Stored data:

_ _ _ _ _ _ _

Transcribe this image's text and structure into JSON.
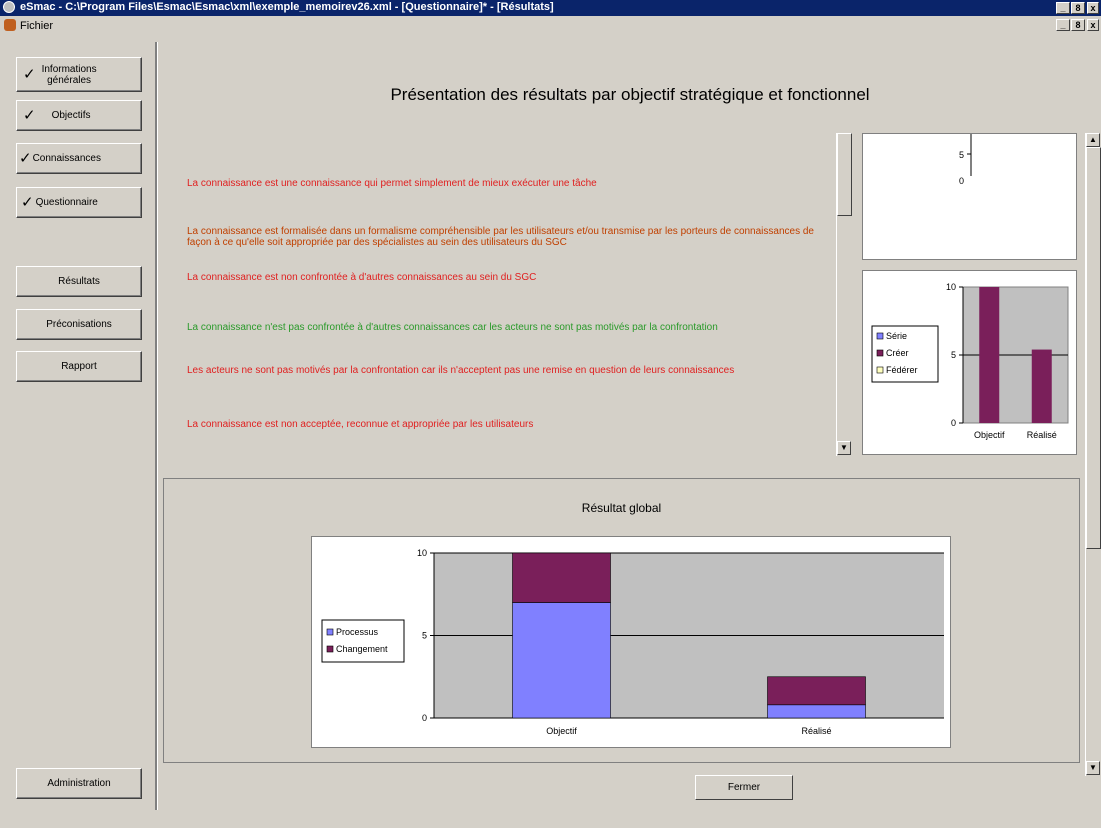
{
  "window": {
    "title": "eSmac - C:\\Program Files\\Esmac\\Esmac\\xml\\exemple_memoirev26.xml - [Questionnaire]* - [Résultats]",
    "minimize": "_",
    "restore": "8",
    "close": "x"
  },
  "menu": {
    "file": "Fichier"
  },
  "nav": {
    "informations_line1": "Informations",
    "informations_line2": "générales",
    "objectifs": "Objectifs",
    "connaissances": "Connaissances",
    "questionnaire": "Questionnaire",
    "resultats": "Résultats",
    "preconisations": "Préconisations",
    "rapport": "Rapport",
    "administration": "Administration",
    "check_glyph": "✓"
  },
  "main": {
    "heading": "Présentation des résultats par objectif stratégique et fonctionnel",
    "items": [
      {
        "text": "La connaissance est une connaissance qui permet simplement de mieux exécuter une tâche",
        "color": "#e02020"
      },
      {
        "text": "La connaissance est formalisée dans un formalisme compréhensible par les utilisateurs et/ou transmise par les porteurs de connaissances de façon à ce qu'elle soit appropriée par des spécialistes au sein des utilisateurs du SGC",
        "color": "#c04000"
      },
      {
        "text": "La connaissance est non confrontée à d'autres connaissances au sein du SGC",
        "color": "#e02020"
      },
      {
        "text": "La connaissance n'est pas confrontée à d'autres connaissances car les acteurs ne sont pas motivés par la confrontation",
        "color": "#2a9a2a"
      },
      {
        "text": "Les acteurs ne sont pas motivés par la confrontation car ils n'acceptent pas une remise en question de leurs connaissances",
        "color": "#e02020"
      },
      {
        "text": "La connaissance est non acceptée, reconnue et appropriée par les utilisateurs",
        "color": "#e02020"
      }
    ],
    "close_button": "Fermer"
  },
  "chart_data": [
    {
      "type": "bar",
      "title": "",
      "categories": [
        "Objectif",
        "Réalisé"
      ],
      "series": [
        {
          "name": "Série",
          "values": [
            0,
            0
          ]
        },
        {
          "name": "Créer",
          "values": [
            10,
            5.4
          ]
        },
        {
          "name": "Fédérer",
          "values": [
            0,
            0
          ]
        }
      ],
      "ylim": [
        0,
        10
      ],
      "yticks": [
        "0",
        "5",
        "10"
      ],
      "legend": "left",
      "colors": [
        "#8080ff",
        "#7a1f5a",
        "#ffffc0"
      ]
    },
    {
      "type": "bar",
      "stacked": true,
      "title": "Résultat global",
      "categories": [
        "Objectif",
        "Réalisé"
      ],
      "series": [
        {
          "name": "Processus",
          "values": [
            7,
            0.8
          ]
        },
        {
          "name": "Changement",
          "values": [
            3,
            1.7
          ]
        }
      ],
      "ylim": [
        0,
        10
      ],
      "yticks": [
        "0",
        "5",
        "10"
      ],
      "legend": "left",
      "colors": [
        "#8080ff",
        "#7a1f5a"
      ]
    }
  ],
  "partial_chart": {
    "ytick_5": "5",
    "ytick_0": "0"
  },
  "scroll": {
    "up": "▲",
    "down": "▼"
  }
}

_ _ _ _ _ _ _

Exercise aim:
Where a line holds "acteurs", copy that line.

Exercise answer:
        "text": "La connaissance n'est pas confrontée à d'autres connaissances car les acteurs ne sont pas motivés par la confrontation",
        "text": "Les acteurs ne sont pas motivés par la confrontation car ils n'acceptent pas une remise en question de leurs connaissances",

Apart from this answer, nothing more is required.